_What is asked:_
Your job is to restate each entry word for word.

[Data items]
>> start
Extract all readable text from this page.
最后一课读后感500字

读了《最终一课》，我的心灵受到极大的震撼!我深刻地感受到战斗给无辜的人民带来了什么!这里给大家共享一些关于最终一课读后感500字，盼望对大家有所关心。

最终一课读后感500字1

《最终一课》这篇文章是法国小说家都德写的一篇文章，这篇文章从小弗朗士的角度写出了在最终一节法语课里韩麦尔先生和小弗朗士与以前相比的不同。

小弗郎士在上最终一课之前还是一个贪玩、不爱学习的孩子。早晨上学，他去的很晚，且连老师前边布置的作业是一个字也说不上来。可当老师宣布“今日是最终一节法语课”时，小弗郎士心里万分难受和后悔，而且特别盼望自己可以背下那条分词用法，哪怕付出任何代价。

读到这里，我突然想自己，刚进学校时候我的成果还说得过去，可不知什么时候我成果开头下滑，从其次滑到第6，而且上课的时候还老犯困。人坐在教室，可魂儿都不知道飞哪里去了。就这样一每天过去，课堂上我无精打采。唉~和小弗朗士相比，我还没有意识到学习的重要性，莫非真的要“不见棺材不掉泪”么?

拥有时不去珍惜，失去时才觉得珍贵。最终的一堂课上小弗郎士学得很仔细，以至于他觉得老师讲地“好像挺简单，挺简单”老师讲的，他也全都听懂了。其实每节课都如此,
>> end
_The completed task:_
Extract all readable text from this page.
最后一课读后感500字

读了《最终一课》，我的心灵受到极大的震撼!我深刻地感受到战斗给无辜的人民带来了什么!这里给大家共享一些关于最终一课读后感500字，盼望对大家有所关心。

最终一课读后感500字1

《最终一课》这篇文章是法国小说家都德写的一篇文章，这篇文章从小弗朗士的角度写出了在最终一节法语课里韩麦尔先生和小弗朗士与以前相比的不同。

小弗郎士在上最终一课之前还是一个贪玩、不爱学习的孩子。早晨上学，他去的很晚，且连老师前边布置的作业是一个字也说不上来。可当老师宣布“今日是最终一节法语课”时，小弗郎士心里万分难受和后悔，而且特别盼望自己可以背下那条分词用法，哪怕付出任何代价。

读到这里，我突然想自己，刚进学校时候我的成果还说得过去，可不知什么时候我成果开头下滑，从其次滑到第6，而且上课的时候还老犯困。人坐在教室，可魂儿都不知道飞哪里去了。就这样一每天过去，课堂上我无精打采。唉~和小弗朗士相比，我还没有意识到学习的重要性，莫非真的要“不见棺材不掉泪”么?

拥有时不去珍惜，失去时才觉得珍贵。最终的一堂课上小弗郎士学得很仔细，以至于他觉得老师讲地“好像挺简单，挺简单”老师讲的，他也全都听懂了。其实每节课都如此,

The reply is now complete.